──────── Records provided

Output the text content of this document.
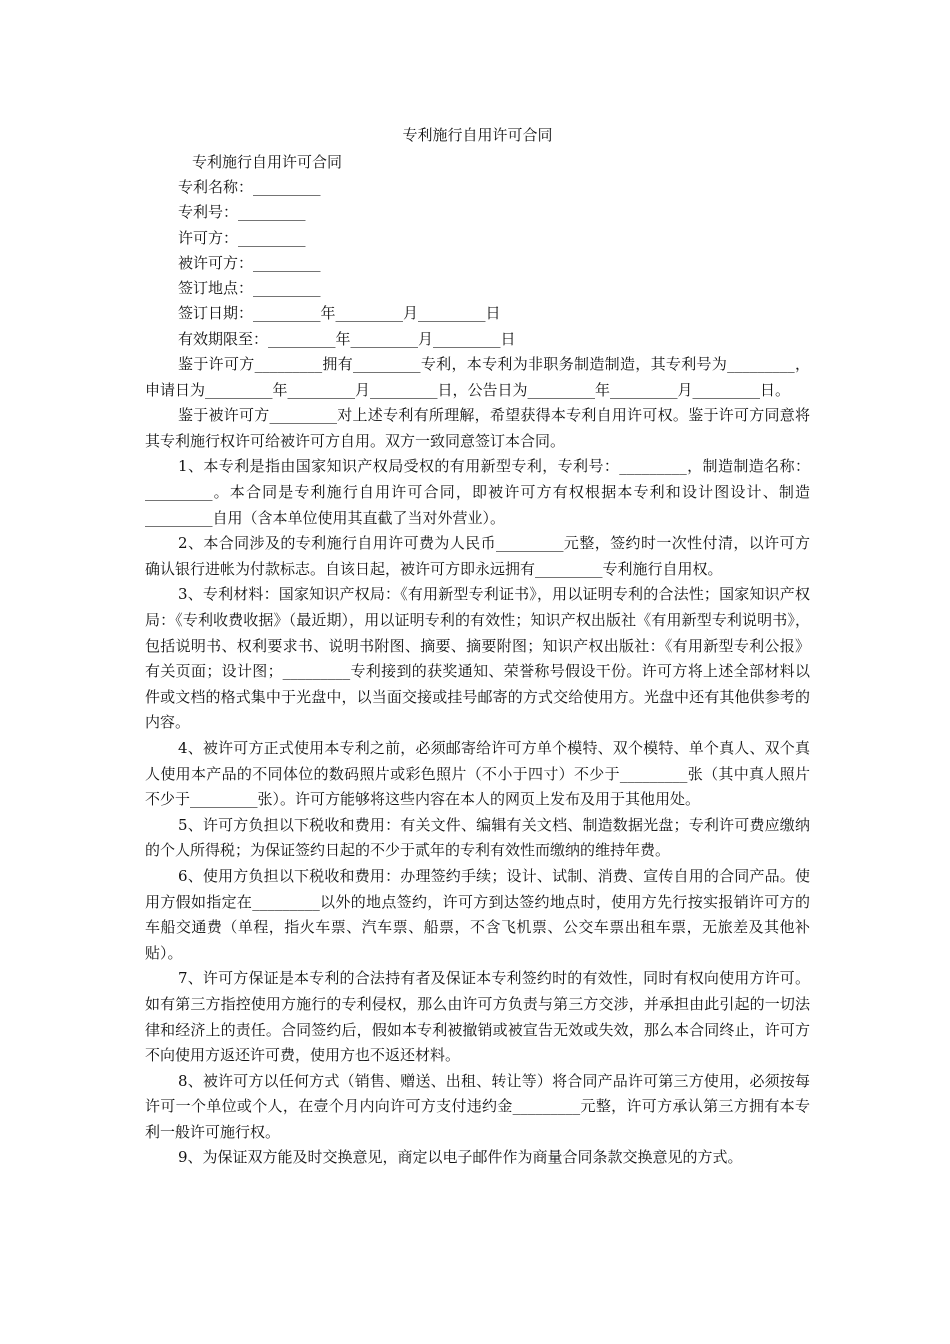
专利施行自用许可合同
专利施行自用许可合同
专利名称：_________
专利号：_________
许可方：_________
被许可方：_________
签订地点：_________
签订日期：_________年_________月_________日
有效期限至：_________年_________月_________日

鉴于许可方_________拥有_________专利，本专利为非职务制造制造，其专利号为_________，申请日为_________年_________月_________日，公告日为_________年_________月_________日。

鉴于被许可方_________对上述专利有所理解，希望获得本专利自用许可权。鉴于许可方同意将其专利施行权许可给被许可方自用。双方一致同意签订本合同。

1、本专利是指由国家知识产权局受权的有用新型专利，专利号：_________，制造制造名称：_________。本合同是专利施行自用许可合同，即被许可方有权根据本专利和设计图设计、制造_________自用（含本单位使用其直截了当对外营业）。

2、本合同涉及的专利施行自用许可费为人民币_________元整，签约时一次性付清，以许可方确认银行进帐为付款标志。自该日起，被许可方即永远拥有_________专利施行自用权。

3、专利材料：国家知识产权局：《有用新型专利证书》，用以证明专利的合法性；国家知识产权局：《专利收费收据》（最近期），用以证明专利的有效性；知识产权出版社《有用新型专利说明书》，包括说明书、权利要求书、说明书附图、摘要、摘要附图；知识产权出版社：《有用新型专利公报》有关页面；设计图；_________专利接到的获奖通知、荣誉称号假设干份。许可方将上述全部材料以件或文档的格式集中于光盘中，以当面交接或挂号邮寄的方式交给使用方。光盘中还有其他供参考的内容。

4、被许可方正式使用本专利之前，必须邮寄给许可方单个模特、双个模特、单个真人、双个真人使用本产品的不同体位的数码照片或彩色照片（不小于四寸）不少于_________张（其中真人照片不少于_________张）。许可方能够将这些内容在本人的网页上发布及用于其他用处。

5、许可方负担以下税收和费用：有关文件、编辑有关文档、制造数据光盘；专利许可费应缴纳的个人所得税；为保证签约日起的不少于贰年的专利有效性而缴纳的维持年费。

6、使用方负担以下税收和费用：办理签约手续；设计、试制、消费、宣传自用的合同产品。使用方假如指定在_________以外的地点签约，许可方到达签约地点时，使用方先行按实报销许可方的车船交通费（单程，指火车票、汽车票、船票，不含飞机票、公交车票出租车票，无旅差及其他补贴）。

7、许可方保证是本专利的合法持有者及保证本专利签约时的有效性，同时有权向使用方许可。如有第三方指控使用方施行的专利侵权，那么由许可方负责与第三方交涉，并承担由此引起的一切法律和经济上的责任。合同签约后，假如本专利被撤销或被宣告无效或失效，那么本合同终止，许可方不向使用方返还许可费，使用方也不返还材料。

8、被许可方以任何方式（销售、赠送、出租、转让等）将合同产品许可第三方使用，必须按每许可一个单位或个人，在壹个月内向许可方支付违约金_________元整，许可方承认第三方拥有本专利一般许可施行权。

9、为保证双方能及时交换意见，商定以电子邮件作为商量合同条款交换意见的方式。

────────────────

**The task:**
Every line above should be returned exactly; the pictures stay out.

**Exercise solution:**
Output the text content of this document.
专利施行自用许可合同
专利施行自用许可合同
专利名称：_________
专利号：_________
许可方：_________
被许可方：_________
签订地点：_________
签订日期：_________年_________月_________日
有效期限至：_________年_________月_________日

鉴于许可方_________拥有_________专利，本专利为非职务制造制造，其专利号为_________，申请日为_________年_________月_________日，公告日为_________年_________月_________日。

鉴于被许可方_________对上述专利有所理解，希望获得本专利自用许可权。鉴于许可方同意将其专利施行权许可给被许可方自用。双方一致同意签订本合同。

1、本专利是指由国家知识产权局受权的有用新型专利，专利号：_________，制造制造名称：_________。本合同是专利施行自用许可合同，即被许可方有权根据本专利和设计图设计、制造_________自用（含本单位使用其直截了当对外营业）。

2、本合同涉及的专利施行自用许可费为人民币_________元整，签约时一次性付清，以许可方确认银行进帐为付款标志。自该日起，被许可方即永远拥有_________专利施行自用权。

3、专利材料：国家知识产权局：《有用新型专利证书》，用以证明专利的合法性；国家知识产权局：《专利收费收据》（最近期），用以证明专利的有效性；知识产权出版社《有用新型专利说明书》，包括说明书、权利要求书、说明书附图、摘要、摘要附图；知识产权出版社：《有用新型专利公报》有关页面；设计图；_________专利接到的获奖通知、荣誉称号假设干份。许可方将上述全部材料以件或文档的格式集中于光盘中，以当面交接或挂号邮寄的方式交给使用方。光盘中还有其他供参考的内容。

4、被许可方正式使用本专利之前，必须邮寄给许可方单个模特、双个模特、单个真人、双个真人使用本产品的不同体位的数码照片或彩色照片（不小于四寸）不少于_________张（其中真人照片不少于_________张）。许可方能够将这些内容在本人的网页上发布及用于其他用处。

5、许可方负担以下税收和费用：有关文件、编辑有关文档、制造数据光盘；专利许可费应缴纳的个人所得税；为保证签约日起的不少于贰年的专利有效性而缴纳的维持年费。

6、使用方负担以下税收和费用：办理签约手续；设计、试制、消费、宣传自用的合同产品。使用方假如指定在_________以外的地点签约，许可方到达签约地点时，使用方先行按实报销许可方的车船交通费（单程，指火车票、汽车票、船票，不含飞机票、公交车票出租车票，无旅差及其他补贴）。

7、许可方保证是本专利的合法持有者及保证本专利签约时的有效性，同时有权向使用方许可。如有第三方指控使用方施行的专利侵权，那么由许可方负责与第三方交涉，并承担由此引起的一切法律和经济上的责任。合同签约后，假如本专利被撤销或被宣告无效或失效，那么本合同终止，许可方不向使用方返还许可费，使用方也不返还材料。

8、被许可方以任何方式（销售、赠送、出租、转让等）将合同产品许可第三方使用，必须按每许可一个单位或个人，在壹个月内向许可方支付违约金_________元整，许可方承认第三方拥有本专利一般许可施行权。

9、为保证双方能及时交换意见，商定以电子邮件作为商量合同条款交换意见的方式。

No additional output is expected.